Prachtbauten statt Bastionen

Die Wiener Ringstraße

Text und Fotos: Ulrich Traub

Österreich - Wien Ringstraße - Landtmann

"Am Ring wird man vor Schönheit trunken, am Gürtel vom Schnaps. Am Ring macht man Sightseeing, am Gürtel Liebe, denn am Ring fädeln sich die Prunkbauten auf, am Gürtel die Prostituierten. Auch das beschreibt vortrefflich diese beiden Straßen, Ring und Gürtel, die eine in Stein gehauene Ewigkeit, die andere im hysterischen Fluss."

Eva Menasse, eine gebürtige Wienerin, vergleicht die beiden Verkehrsachsen ihrer Heimatstadt aus einem besondern Anlass: 2015 wurde die Ringstraße 150 Jahre alt. Die Schriftstellerin meint, dass der Ring gut für Bildbände sei, der Gürtel dagegen für Sozialreportagen. Deshalb soll hier auch nur vom Geburtstagskind die Rede sein. Außerdem gibt es wohl kaum eine Magistrale in den Metropolen der Welt, an der so viele Sehenswürdigkeiten Spalier stehen.

Österreich - Wien Ringstraße - Hofburg

Hofburg

Als Kaiser Franz Joseph am 20. Dezember 1857 den Erlass erteilt, die alten Befestigungsanlagen zu schleifen, wird damit nicht nur der Startschuss für ein Städtebauprojekt monumentalen Zuschnitts gegeben. Auch in sozialpolitischer Hinsicht definiert die Anlage der neuen Straße eine Zeitenwende. "Die Ringstraße beschreibt die Erweiterung der Gesellschaft um das Bürgertum", schreibt die Autorin Marlene Streeruwitz. "In der Innenstadt der Kaiser, die Kirche und die Aristokratie. Auf der Ringstraße die neue Macht der Industrialisierung, der Banken und des wissenschaftlichen und technischen Fortschritts", die in den legendären Ringstraßenpalais' zuhause war.

** DATENZEILEN **
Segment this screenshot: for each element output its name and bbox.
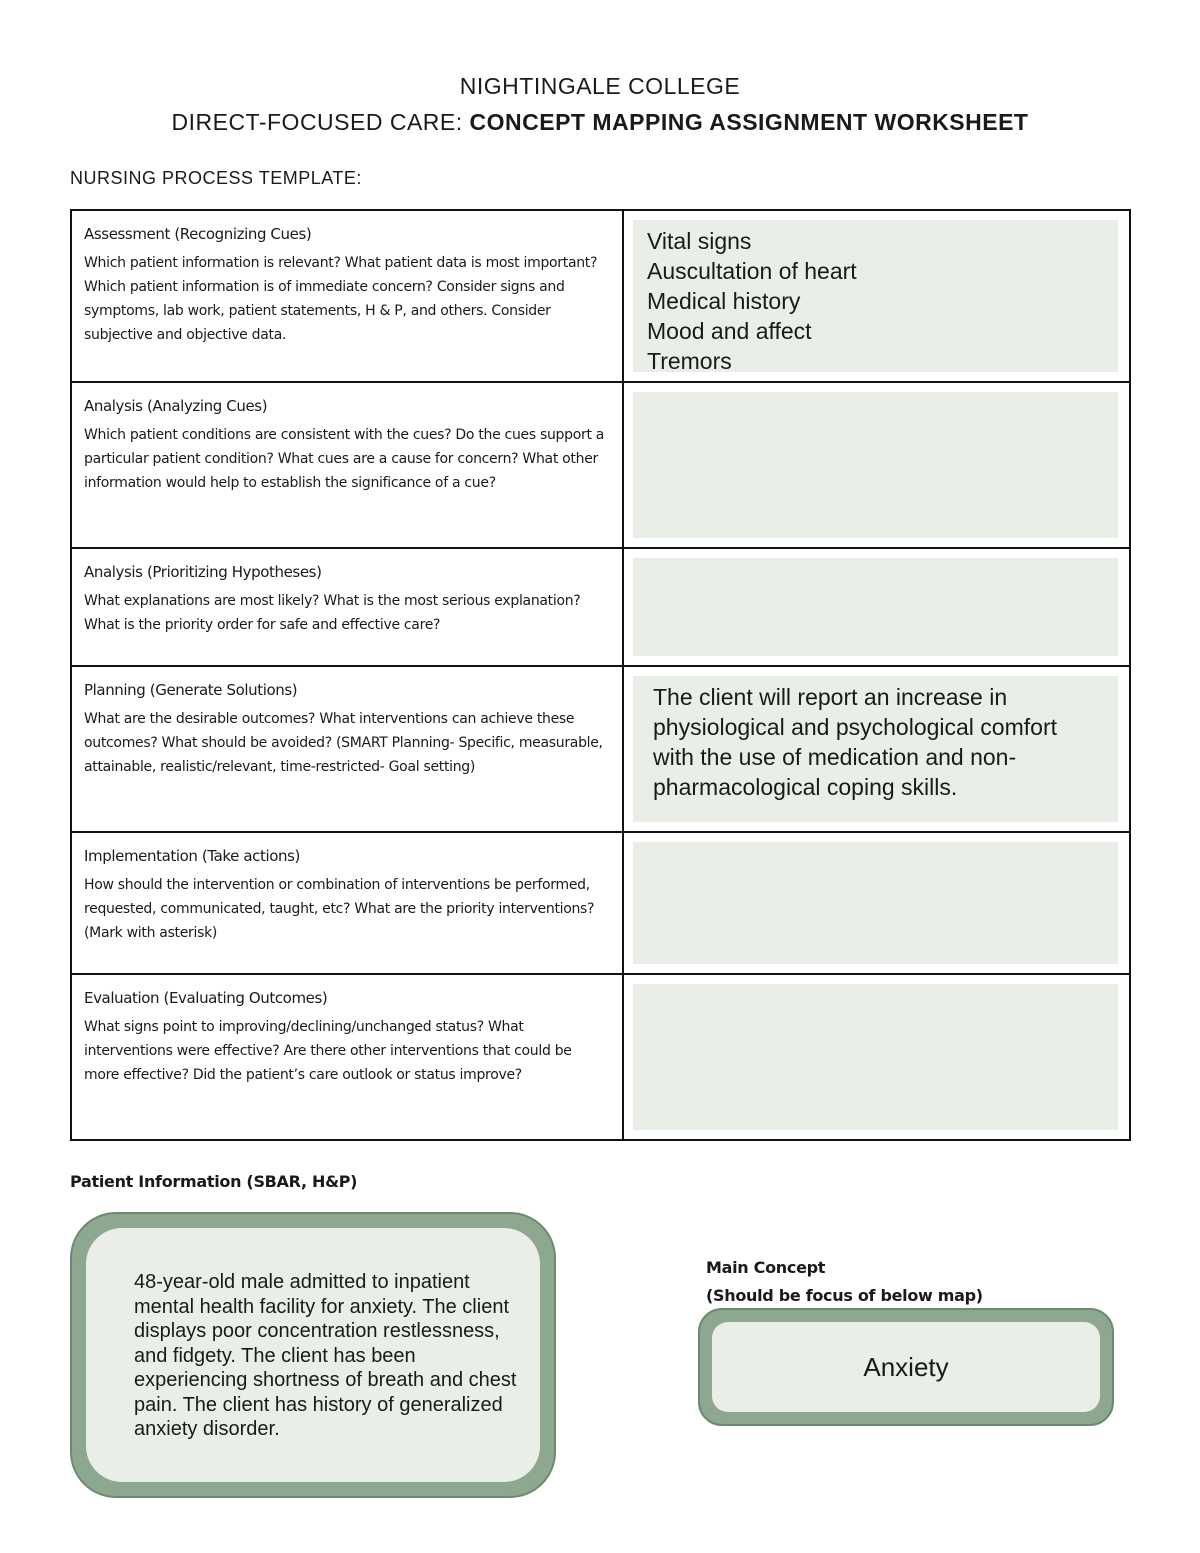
...
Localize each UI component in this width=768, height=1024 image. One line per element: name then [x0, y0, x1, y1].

** DIE AUFGABEN **
• a. Fasse im Text über die Wiener Ringstraße den Absatz, der mit „Eva Menasse, eine gebürtige Wienerin“ beginnt, als kurze Stichpunktliste zusammen. Die wesentlichen Fakten müssen erhalten bleiben.
• b. Nenne alle Personen, die im Text über die Wiener Ringstraße namentlich vorkommen.
• c. Führe den Text über die Wiener Ringstraße nach seinem letzten Satz weiter.

** DIE LÖSUNGEN **
• a.
- Die gebürtige Wienerin und Schriftstellerin Eva Menasse vergleicht Ring und Gürtel, weil die Ringstraße 2015 150 Jahre alt wurde.
- Ihrer Ansicht nach eignet sich der Ring für Bildbände, der Gürtel für Sozialreportagen.
- Deshalb geht es hier nur um den Ring.
- Kaum eine Magistrale in den Metropolen der Welt wird von so vielen Sehenswürdigkeiten gesäumt.

• b.
- Ulrich Traub
- Eva Menasse
- Kaiser Franz Joseph
- Marlene Streeruwitz

• c.
Österreich - Wien Ringstraße - Fiaker

Fiaker

Rund fünf Kilometer muss der Spaziergänger zurücklegen, wenn er den ganzen Ring abschreiten möchte. "Wir Wiener haben ganz bestimmte Abschnitte, auf denen wir flanieren", erklärt Beatrice Aumayr, die für Wien Tourismus die Gäste durch ihre Stadt führt. "Am Ring zu wohnen, das wäre das Größte." Auch wenn er eine stark befahrene Verkehrsachse ist, so bleibt bei einer Breite von 57 Metern auf den Bürgersteigen und in der Straßenmitte doch genug Platz, um unter Bäumen zu spazieren, Rad zu fahren oder sich im Fiaker kutschieren zu lassen. Hier ist Raum für alle Verkehrsteilnehmer. "Die Ringstraße ist die demokratischste Straße Wiens", findet der russische Schriftsteller und Wien-Kenner Vladimir Sorokin. "Das Imperiale bleibt an den Rändern des Boulevards", während auf dem Gehweg Zigarettenstummel und Schnapsflaschen lägen.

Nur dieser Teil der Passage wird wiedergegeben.